EXERCISE DIRECTIONS:
Copy the passage about essays from "But let’s take" up to and including "his first published book.", changing "statesman" to "politician".

DOCUMENT TEXT:
───
The word essay also means to attempt–and why this meaning is important will emerge later.

But let’s take a look at essays, starting with Sir Francis Bacon, renaissance author, courtier, and father of deductive reasoning. The life and works of this English essayist and statesman had a major impact in his day and still resonate in modern literature. Essayes: Religious Meditations. Places of Perswasion and Disswasion. Seene and Allowed (1597) was his first published book.

The 1999 edition of The Oxford Dictionary of Quotations includes  91 quotations from the Essays. No one gets that many quotes unless his work has struck a chord with centuries of readers.

  • “Knowledge itself is power.”
  • “Riches are a good handmaid, but the worst mistress”

MusicAtNightAldous Huxley‘s book Jesting Pilate, an Intellectual Holiday had as its epigraph, “What is Truth? said jesting Pilate; and would not stay for an answer” quoted from Bacon’s essay “Of Truth”.  Huxley himself was a brilliant essayist and, according to Wikipedia, he defined essays in this way: “essays belong to a literary species whose extreme variability can be studied most effectively within a three-poled frame of reference”. These three poles (or worlds in which the essay may exist) are:

  • The personal and the autobiographical: The essayists that feel most comfortable in this pole “write fragments of reflective autobiography and look at the world through the keyhole of anecdote and description”.
  • The objective, the factual, and the concrete-particular: The essayists that write from this pole “do not speak directly of themselves, but turn their attention outward to some literary or scientific or political theme. Their art consists on setting forth, passing judgement upon, and drawing general conclusions from the relevant data”.
  • The abstract-universal: In this pole “we find those essayists who do their work in the world of high abstractions”, who are never personal and who seldom mention the particular facts of experience. (end quote)
───
INPUT DATA:
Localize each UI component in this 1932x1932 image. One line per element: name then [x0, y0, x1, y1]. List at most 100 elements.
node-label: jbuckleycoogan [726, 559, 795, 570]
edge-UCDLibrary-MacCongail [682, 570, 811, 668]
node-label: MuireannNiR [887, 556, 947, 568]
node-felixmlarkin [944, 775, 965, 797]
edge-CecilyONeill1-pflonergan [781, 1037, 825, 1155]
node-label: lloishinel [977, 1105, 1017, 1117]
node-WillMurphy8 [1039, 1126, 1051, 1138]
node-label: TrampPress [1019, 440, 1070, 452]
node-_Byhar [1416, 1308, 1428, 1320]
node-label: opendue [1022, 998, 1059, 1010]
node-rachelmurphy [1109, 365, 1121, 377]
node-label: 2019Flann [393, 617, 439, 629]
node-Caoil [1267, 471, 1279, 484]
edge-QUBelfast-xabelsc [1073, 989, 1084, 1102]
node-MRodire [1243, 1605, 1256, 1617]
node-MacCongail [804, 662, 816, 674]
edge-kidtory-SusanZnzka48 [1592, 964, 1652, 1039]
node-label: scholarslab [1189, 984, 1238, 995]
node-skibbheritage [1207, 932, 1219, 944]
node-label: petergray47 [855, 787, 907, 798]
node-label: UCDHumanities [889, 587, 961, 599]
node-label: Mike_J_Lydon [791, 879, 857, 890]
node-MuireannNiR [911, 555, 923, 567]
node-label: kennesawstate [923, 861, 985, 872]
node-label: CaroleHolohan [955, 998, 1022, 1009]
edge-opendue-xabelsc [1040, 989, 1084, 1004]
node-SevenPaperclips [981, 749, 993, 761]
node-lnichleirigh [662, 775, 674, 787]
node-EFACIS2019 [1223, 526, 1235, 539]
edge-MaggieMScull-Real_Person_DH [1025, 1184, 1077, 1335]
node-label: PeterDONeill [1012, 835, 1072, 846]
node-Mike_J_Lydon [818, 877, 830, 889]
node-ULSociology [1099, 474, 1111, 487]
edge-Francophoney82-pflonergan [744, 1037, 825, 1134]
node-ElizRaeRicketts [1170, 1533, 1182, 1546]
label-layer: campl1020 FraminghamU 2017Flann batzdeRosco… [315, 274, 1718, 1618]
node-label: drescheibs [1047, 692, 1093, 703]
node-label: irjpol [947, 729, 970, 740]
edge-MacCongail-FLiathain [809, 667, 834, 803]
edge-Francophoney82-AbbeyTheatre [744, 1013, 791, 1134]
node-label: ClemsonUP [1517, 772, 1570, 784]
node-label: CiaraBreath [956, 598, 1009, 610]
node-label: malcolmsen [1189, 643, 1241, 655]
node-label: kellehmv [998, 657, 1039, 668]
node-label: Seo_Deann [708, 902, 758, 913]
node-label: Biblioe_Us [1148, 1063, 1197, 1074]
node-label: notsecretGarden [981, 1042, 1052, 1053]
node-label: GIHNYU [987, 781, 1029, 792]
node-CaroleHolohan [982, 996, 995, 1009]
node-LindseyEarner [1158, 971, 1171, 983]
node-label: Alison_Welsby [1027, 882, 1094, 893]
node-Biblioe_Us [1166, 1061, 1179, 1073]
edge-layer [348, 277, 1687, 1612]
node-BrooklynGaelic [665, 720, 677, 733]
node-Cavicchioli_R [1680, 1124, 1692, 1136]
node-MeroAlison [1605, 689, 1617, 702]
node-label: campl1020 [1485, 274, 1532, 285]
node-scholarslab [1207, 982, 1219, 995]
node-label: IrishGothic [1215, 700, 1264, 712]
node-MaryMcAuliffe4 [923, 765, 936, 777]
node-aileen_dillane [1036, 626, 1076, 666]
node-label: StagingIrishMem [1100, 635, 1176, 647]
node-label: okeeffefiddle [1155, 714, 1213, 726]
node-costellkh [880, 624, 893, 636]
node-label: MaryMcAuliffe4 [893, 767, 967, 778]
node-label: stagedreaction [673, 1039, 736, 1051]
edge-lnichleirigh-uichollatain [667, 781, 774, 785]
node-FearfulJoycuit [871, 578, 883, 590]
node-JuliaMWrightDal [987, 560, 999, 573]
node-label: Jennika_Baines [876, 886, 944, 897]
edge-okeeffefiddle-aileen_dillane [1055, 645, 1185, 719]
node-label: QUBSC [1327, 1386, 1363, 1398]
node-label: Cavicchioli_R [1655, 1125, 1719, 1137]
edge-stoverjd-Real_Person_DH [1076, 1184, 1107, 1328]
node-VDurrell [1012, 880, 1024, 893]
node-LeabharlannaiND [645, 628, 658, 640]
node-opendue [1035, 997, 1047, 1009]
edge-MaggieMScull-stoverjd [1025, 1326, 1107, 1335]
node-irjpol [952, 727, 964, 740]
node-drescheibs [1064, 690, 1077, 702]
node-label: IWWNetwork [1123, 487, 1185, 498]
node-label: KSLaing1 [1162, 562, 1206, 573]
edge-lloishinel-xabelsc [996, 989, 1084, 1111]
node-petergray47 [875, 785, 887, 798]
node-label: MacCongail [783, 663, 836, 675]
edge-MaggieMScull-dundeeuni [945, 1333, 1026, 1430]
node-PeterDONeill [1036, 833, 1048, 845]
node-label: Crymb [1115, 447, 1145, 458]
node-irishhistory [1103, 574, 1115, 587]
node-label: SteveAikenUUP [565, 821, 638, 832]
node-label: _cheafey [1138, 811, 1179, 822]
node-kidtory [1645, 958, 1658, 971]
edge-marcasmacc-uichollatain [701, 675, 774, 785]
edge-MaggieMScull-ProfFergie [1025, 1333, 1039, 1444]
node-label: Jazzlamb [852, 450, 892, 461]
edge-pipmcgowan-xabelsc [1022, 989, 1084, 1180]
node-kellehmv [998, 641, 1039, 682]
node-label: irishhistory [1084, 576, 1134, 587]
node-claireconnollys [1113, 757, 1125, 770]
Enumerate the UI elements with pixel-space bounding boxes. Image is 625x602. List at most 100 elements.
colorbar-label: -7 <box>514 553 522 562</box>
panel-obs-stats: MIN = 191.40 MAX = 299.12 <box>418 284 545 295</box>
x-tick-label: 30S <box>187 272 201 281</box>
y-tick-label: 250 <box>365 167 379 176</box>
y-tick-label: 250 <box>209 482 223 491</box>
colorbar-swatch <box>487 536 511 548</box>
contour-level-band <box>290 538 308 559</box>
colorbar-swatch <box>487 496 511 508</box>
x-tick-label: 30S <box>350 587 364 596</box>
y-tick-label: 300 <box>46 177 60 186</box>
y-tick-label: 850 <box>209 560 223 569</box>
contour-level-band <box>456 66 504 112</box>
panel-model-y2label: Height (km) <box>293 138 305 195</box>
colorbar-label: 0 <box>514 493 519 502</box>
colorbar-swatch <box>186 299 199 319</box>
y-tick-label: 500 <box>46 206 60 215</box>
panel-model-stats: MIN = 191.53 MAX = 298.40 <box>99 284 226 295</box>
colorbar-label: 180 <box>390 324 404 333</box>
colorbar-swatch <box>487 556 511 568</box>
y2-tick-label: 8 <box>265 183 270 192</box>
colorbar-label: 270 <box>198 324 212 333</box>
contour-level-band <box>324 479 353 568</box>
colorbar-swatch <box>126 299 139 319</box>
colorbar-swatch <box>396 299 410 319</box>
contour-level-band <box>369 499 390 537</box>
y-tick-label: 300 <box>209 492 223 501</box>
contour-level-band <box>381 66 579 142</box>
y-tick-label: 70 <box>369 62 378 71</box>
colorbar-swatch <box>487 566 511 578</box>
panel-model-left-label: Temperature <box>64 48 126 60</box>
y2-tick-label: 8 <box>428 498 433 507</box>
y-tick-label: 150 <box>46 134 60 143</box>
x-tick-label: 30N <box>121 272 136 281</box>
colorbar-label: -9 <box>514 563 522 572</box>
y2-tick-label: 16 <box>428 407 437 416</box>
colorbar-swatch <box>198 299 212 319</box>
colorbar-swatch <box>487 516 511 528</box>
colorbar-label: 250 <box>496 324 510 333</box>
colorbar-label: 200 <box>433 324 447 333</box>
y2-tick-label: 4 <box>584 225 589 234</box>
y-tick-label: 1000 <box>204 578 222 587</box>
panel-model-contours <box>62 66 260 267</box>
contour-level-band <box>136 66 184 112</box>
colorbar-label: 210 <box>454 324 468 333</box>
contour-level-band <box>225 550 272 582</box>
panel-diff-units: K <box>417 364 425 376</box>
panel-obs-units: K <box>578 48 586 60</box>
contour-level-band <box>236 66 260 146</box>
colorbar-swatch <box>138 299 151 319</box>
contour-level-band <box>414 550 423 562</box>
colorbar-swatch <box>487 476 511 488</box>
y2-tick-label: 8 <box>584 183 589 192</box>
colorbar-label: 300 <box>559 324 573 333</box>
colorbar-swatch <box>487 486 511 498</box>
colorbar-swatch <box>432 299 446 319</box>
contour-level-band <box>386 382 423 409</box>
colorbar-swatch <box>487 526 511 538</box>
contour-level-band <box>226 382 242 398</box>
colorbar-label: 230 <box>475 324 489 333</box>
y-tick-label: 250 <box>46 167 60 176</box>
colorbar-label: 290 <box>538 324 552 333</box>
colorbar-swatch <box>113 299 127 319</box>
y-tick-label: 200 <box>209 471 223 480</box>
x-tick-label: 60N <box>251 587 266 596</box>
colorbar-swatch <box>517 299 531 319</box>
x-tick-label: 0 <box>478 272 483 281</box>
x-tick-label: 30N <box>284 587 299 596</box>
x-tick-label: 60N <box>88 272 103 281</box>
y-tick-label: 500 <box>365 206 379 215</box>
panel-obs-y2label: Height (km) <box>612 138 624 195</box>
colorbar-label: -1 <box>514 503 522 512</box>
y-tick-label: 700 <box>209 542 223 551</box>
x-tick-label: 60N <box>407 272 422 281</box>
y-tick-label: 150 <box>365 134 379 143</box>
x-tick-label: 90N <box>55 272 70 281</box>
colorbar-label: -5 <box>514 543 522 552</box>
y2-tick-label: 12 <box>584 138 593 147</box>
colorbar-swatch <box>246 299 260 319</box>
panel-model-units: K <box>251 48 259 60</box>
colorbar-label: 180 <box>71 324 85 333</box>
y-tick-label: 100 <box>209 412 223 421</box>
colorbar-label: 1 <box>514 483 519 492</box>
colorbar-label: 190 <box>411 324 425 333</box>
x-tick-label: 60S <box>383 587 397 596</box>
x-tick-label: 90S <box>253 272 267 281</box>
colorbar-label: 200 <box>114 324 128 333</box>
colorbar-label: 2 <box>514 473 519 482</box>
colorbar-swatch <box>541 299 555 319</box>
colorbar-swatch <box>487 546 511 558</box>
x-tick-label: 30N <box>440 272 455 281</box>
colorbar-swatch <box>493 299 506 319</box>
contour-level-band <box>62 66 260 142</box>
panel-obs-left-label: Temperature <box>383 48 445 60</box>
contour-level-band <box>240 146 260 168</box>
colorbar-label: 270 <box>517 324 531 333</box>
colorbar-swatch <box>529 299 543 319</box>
───
FINISHED TASK:
But let’s take a look at essays, starting with Sir Francis Bacon, renaissance author, courtier, and father of deductive reasoning. The life and works of this English essayist and politician had a major impact in his day and still resonate in modern literature. Essayes: Religious Meditations. Places of Perswasion and Disswasion. Seene and Allowed (1597) was his first published book.